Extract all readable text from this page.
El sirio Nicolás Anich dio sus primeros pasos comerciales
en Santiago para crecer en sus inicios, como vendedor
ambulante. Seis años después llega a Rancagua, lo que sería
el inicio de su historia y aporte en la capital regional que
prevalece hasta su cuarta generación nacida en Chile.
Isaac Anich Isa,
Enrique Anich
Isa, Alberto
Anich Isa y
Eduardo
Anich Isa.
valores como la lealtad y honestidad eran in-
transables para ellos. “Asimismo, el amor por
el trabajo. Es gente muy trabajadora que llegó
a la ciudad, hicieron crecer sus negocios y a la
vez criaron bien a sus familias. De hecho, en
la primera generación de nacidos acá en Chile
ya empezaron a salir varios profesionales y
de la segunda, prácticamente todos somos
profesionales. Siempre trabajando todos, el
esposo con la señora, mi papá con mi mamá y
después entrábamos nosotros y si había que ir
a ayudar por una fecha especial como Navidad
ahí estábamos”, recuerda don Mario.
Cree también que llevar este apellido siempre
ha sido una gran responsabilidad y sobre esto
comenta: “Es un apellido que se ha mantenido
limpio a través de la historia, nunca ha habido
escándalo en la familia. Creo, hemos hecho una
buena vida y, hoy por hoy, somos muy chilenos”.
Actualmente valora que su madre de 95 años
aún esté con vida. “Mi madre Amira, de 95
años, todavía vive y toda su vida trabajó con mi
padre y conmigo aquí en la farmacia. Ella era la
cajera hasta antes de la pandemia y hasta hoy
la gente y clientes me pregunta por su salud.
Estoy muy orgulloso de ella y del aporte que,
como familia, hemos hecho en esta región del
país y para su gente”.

▶ [SET EXERCISE]: Write the entire listing out again, word for word.

▶ [OUTPUT FOR THIS TASK]:
Extract all readable text from this page.
El sirio Nicolás Anich dio sus primeros pasos comerciales
en Santiago para crecer en sus inicios, como vendedor
ambulante. Seis años después llega a Rancagua, lo que sería
el inicio de su historia y aporte en la capital regional que
prevalece hasta su cuarta generación nacida en Chile.
Isaac Anich Isa,
Enrique Anich
Isa, Alberto
Anich Isa y
Eduardo
Anich Isa.
valores como la lealtad y honestidad eran in-
transables para ellos. “Asimismo, el amor por
el trabajo. Es gente muy trabajadora que llegó
a la ciudad, hicieron crecer sus negocios y a la
vez criaron bien a sus familias. De hecho, en
la primera generación de nacidos acá en Chile
ya empezaron a salir varios profesionales y
de la segunda, prácticamente todos somos
profesionales. Siempre trabajando todos, el
esposo con la señora, mi papá con mi mamá y
después entrábamos nosotros y si había que ir
a ayudar por una fecha especial como Navidad
ahí estábamos”, recuerda don Mario.
Cree también que llevar este apellido siempre
ha sido una gran responsabilidad y sobre esto
comenta: “Es un apellido que se ha mantenido
limpio a través de la historia, nunca ha habido
escándalo en la familia. Creo, hemos hecho una
buena vida y, hoy por hoy, somos muy chilenos”.
Actualmente valora que su madre de 95 años
aún esté con vida. “Mi madre Amira, de 95
años, todavía vive y toda su vida trabajó con mi
padre y conmigo aquí en la farmacia. Ella era la
cajera hasta antes de la pandemia y hasta hoy
la gente y clientes me pregunta por su salud.
Estoy muy orgulloso de ella y del aporte que,
como familia, hemos hecho en esta región del
país y para su gente”.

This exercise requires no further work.